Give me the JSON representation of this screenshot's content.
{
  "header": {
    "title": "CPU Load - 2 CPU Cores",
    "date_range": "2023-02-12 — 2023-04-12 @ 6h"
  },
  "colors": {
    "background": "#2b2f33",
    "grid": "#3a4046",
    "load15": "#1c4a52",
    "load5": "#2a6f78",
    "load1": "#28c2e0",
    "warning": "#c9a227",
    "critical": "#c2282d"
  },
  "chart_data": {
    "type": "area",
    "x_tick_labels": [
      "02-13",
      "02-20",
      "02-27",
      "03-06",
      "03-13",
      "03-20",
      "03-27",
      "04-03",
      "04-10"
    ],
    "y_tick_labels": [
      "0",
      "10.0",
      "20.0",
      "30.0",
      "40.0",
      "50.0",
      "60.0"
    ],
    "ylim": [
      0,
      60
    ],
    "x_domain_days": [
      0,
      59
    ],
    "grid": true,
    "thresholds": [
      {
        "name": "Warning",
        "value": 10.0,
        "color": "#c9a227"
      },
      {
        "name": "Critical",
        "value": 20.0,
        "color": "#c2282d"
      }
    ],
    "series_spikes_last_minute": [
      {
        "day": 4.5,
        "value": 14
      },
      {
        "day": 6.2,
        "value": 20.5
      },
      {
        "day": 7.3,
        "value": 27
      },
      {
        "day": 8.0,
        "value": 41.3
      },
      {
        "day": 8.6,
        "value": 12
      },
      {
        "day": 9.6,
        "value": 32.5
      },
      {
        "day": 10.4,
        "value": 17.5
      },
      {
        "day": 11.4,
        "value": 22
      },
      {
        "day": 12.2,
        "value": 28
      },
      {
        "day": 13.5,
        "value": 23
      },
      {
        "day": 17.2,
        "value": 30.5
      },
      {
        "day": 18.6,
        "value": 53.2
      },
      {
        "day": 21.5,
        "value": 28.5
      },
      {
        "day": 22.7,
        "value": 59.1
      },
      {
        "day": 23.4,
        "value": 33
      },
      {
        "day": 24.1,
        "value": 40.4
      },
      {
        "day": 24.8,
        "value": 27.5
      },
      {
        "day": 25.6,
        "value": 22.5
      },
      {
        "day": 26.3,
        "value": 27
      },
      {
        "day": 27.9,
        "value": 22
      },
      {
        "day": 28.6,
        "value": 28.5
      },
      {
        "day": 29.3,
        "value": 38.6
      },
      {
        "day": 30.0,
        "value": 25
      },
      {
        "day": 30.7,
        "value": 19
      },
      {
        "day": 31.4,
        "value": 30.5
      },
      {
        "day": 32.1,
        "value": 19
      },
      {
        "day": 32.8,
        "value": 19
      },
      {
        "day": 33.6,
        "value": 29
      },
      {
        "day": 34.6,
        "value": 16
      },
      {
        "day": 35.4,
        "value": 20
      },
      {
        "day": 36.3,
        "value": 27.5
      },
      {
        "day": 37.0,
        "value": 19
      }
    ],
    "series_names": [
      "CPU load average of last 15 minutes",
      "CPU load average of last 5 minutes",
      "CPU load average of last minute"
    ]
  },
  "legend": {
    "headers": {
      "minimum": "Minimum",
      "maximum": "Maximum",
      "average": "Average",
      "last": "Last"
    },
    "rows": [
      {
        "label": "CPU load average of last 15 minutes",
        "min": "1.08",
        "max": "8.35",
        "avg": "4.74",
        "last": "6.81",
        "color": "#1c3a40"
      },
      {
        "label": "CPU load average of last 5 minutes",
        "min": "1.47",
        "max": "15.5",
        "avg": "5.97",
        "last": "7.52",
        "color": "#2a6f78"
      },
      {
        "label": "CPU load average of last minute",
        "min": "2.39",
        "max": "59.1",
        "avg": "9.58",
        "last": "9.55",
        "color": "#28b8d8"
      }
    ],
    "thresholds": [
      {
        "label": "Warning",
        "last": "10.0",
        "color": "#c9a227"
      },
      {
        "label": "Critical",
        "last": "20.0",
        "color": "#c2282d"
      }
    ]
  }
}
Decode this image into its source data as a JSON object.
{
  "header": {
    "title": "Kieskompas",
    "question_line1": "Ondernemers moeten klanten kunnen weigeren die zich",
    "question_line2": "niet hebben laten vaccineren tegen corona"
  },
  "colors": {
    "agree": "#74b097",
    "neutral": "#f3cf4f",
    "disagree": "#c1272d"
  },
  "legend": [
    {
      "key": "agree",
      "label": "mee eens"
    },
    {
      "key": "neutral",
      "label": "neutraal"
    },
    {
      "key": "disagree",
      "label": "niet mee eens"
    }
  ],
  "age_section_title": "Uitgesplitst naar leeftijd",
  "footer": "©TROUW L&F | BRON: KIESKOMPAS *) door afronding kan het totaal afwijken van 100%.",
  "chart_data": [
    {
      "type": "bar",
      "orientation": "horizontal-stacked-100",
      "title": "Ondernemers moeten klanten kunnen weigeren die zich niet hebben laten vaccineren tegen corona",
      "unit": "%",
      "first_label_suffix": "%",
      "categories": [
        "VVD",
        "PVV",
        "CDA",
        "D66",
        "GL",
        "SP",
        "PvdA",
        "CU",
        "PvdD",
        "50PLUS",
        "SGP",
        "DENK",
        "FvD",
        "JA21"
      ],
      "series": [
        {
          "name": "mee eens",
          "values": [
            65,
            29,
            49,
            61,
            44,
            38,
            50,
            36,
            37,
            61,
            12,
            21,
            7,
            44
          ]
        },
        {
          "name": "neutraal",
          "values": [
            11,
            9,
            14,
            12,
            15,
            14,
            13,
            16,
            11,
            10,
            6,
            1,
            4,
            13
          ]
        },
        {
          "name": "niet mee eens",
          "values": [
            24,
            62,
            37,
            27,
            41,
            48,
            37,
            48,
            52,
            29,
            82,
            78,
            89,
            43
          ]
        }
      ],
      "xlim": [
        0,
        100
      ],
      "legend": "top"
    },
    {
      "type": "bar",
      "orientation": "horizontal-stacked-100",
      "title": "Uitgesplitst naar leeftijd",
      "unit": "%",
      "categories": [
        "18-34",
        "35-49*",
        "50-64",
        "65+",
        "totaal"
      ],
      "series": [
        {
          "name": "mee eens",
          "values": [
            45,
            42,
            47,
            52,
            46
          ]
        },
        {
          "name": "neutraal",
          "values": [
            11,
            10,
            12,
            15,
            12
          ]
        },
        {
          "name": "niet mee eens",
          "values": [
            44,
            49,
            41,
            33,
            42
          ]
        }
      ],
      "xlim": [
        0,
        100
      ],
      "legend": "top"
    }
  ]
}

+--

To be done: Locate all lines holding the word "kunnen", then copy them out.

Problem solution:
    "question_line1": "Ondernemers moeten klanten kunnen weigeren die zich",
      "title": "Ondernemers moeten klanten kunnen weigeren die zich niet hebben laten vaccineren tegen corona",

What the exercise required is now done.